→ **Listed entries**:
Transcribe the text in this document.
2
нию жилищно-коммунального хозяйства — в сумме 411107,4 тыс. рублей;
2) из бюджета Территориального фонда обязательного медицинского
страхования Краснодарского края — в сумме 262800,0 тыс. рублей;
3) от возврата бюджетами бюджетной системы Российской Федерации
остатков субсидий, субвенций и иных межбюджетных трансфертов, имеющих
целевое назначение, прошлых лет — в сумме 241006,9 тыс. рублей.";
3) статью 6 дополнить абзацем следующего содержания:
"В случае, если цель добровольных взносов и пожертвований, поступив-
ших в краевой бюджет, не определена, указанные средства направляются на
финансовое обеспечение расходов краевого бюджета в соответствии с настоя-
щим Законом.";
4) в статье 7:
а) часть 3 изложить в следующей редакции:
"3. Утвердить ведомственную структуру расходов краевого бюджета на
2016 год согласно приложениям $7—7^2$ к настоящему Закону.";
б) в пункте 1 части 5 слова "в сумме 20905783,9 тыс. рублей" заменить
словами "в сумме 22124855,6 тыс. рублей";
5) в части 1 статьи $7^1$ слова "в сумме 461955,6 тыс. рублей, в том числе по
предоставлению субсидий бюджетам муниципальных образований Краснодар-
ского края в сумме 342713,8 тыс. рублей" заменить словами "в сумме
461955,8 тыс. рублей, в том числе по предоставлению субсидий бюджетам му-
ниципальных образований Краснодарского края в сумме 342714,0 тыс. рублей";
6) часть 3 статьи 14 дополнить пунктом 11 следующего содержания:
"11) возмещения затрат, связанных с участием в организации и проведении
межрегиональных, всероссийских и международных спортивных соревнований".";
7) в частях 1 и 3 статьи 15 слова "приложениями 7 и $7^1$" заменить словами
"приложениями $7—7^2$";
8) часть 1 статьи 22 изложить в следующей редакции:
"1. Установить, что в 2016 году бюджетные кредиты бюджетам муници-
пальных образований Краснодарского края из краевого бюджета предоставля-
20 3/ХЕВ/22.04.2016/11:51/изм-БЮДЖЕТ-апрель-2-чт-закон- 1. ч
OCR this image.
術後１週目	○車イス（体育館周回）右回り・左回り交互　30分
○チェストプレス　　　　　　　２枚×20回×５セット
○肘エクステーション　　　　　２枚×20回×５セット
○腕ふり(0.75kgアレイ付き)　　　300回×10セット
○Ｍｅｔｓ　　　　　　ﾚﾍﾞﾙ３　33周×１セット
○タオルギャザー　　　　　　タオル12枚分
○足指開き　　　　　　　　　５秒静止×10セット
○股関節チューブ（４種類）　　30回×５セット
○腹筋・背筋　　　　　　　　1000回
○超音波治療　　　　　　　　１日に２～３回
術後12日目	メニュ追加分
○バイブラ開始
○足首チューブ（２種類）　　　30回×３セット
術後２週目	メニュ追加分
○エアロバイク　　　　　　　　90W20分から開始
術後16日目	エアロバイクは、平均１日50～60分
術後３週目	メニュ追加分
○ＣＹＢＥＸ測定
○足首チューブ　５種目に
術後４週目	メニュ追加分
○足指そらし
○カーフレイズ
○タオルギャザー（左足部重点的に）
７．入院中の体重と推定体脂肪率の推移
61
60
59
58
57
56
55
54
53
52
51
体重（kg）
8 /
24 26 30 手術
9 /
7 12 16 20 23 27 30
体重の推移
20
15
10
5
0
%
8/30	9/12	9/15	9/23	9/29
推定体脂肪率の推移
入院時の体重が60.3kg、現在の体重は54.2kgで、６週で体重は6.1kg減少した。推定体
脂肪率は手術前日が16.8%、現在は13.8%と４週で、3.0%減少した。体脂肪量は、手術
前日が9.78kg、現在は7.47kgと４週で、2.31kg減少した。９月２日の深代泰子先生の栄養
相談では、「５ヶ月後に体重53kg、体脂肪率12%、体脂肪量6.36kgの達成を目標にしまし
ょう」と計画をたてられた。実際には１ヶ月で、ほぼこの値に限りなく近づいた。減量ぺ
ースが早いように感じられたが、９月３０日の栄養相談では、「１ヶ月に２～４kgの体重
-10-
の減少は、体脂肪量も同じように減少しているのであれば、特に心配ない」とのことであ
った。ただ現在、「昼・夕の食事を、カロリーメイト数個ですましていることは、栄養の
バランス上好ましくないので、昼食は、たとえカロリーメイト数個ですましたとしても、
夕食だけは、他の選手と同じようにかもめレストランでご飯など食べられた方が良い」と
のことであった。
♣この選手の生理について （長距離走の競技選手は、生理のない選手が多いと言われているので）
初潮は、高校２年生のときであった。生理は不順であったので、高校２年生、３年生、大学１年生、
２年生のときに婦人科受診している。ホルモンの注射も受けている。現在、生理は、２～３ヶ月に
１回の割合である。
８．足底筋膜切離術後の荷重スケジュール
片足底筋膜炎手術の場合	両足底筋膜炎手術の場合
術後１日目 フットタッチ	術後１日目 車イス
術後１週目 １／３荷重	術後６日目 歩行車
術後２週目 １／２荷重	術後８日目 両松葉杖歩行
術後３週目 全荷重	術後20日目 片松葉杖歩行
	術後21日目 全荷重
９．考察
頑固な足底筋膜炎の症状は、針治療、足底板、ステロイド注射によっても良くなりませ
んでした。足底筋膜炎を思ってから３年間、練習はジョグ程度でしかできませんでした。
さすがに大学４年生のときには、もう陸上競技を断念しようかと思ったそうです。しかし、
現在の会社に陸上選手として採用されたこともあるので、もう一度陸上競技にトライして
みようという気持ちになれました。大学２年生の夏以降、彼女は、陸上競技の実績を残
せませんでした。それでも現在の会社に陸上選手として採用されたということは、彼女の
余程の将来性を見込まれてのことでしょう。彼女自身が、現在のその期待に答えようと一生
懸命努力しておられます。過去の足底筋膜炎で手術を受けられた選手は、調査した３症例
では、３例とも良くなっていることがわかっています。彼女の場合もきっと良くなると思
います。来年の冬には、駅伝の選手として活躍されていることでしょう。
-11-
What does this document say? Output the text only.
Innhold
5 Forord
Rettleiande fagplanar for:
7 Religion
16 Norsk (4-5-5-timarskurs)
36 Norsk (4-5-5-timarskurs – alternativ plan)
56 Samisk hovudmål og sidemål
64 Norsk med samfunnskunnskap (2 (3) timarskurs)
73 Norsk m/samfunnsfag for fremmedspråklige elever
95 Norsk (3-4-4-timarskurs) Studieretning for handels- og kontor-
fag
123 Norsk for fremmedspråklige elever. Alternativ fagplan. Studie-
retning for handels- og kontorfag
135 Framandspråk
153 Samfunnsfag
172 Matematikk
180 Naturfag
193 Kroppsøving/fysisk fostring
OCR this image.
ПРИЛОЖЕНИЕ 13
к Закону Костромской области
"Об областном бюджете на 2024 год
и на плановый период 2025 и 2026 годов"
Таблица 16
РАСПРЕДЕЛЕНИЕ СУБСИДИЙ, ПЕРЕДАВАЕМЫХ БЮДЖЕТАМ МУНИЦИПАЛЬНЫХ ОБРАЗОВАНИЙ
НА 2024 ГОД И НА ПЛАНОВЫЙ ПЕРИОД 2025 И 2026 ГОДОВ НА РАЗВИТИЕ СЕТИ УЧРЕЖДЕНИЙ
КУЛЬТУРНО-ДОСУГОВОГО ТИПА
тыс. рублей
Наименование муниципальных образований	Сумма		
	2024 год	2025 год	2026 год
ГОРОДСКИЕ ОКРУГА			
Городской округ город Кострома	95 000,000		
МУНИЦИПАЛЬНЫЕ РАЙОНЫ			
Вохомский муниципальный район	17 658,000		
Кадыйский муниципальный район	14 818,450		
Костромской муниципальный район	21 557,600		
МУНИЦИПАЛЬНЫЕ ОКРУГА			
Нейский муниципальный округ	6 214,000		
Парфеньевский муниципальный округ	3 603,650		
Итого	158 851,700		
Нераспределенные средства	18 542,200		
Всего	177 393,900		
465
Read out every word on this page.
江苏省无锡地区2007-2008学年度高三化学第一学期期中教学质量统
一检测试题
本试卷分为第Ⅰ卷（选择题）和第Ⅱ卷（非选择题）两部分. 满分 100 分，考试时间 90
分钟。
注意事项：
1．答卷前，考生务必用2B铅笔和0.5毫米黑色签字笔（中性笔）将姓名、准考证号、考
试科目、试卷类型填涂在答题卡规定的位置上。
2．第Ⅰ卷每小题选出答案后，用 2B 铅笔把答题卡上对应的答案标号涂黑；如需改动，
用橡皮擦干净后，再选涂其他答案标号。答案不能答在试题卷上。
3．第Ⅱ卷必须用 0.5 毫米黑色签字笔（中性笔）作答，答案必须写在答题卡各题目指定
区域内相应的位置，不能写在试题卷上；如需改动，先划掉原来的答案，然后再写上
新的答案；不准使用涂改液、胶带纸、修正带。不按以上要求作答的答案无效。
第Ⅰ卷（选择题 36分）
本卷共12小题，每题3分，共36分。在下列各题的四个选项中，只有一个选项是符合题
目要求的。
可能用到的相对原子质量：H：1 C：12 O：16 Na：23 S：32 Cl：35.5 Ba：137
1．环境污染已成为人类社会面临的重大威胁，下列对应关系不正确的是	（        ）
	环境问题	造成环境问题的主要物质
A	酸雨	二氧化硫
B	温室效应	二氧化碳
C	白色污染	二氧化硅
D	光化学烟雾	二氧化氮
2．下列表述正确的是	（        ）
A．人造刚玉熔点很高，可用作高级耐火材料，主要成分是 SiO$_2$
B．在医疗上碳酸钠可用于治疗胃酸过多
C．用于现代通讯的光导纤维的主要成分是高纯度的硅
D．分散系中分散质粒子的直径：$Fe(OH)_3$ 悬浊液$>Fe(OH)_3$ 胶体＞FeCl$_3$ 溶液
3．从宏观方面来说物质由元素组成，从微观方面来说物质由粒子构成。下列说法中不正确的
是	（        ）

→ **Exercise**: Output the line containing "Read out every word on this page." and all lines after it to the end of the records, exactly as given.

→ **Full solution**:
Read out every word on this page.
江苏省无锡地区2007-2008学年度高三化学第一学期期中教学质量统
一检测试题
本试卷分为第Ⅰ卷（选择题）和第Ⅱ卷（非选择题）两部分. 满分 100 分，考试时间 90
分钟。
注意事项：
1．答卷前，考生务必用2B铅笔和0.5毫米黑色签字笔（中性笔）将姓名、准考证号、考
试科目、试卷类型填涂在答题卡规定的位置上。
2．第Ⅰ卷每小题选出答案后，用 2B 铅笔把答题卡上对应的答案标号涂黑；如需改动，
用橡皮擦干净后，再选涂其他答案标号。答案不能答在试题卷上。
3．第Ⅱ卷必须用 0.5 毫米黑色签字笔（中性笔）作答，答案必须写在答题卡各题目指定
区域内相应的位置，不能写在试题卷上；如需改动，先划掉原来的答案，然后再写上
新的答案；不准使用涂改液、胶带纸、修正带。不按以上要求作答的答案无效。
第Ⅰ卷（选择题 36分）
本卷共12小题，每题3分，共36分。在下列各题的四个选项中，只有一个选项是符合题
目要求的。
可能用到的相对原子质量：H：1 C：12 O：16 Na：23 S：32 Cl：35.5 Ba：137
1．环境污染已成为人类社会面临的重大威胁，下列对应关系不正确的是	（        ）
	环境问题	造成环境问题的主要物质
A	酸雨	二氧化硫
B	温室效应	二氧化碳
C	白色污染	二氧化硅
D	光化学烟雾	二氧化氮
2．下列表述正确的是	（        ）
A．人造刚玉熔点很高，可用作高级耐火材料，主要成分是 SiO$_2$
B．在医疗上碳酸钠可用于治疗胃酸过多
C．用于现代通讯的光导纤维的主要成分是高纯度的硅
D．分散系中分散质粒子的直径：$Fe(OH)_3$ 悬浊液$>Fe(OH)_3$ 胶体＞FeCl$_3$ 溶液
3．从宏观方面来说物质由元素组成，从微观方面来说物质由粒子构成。下列说法中不正确的
是	（        ）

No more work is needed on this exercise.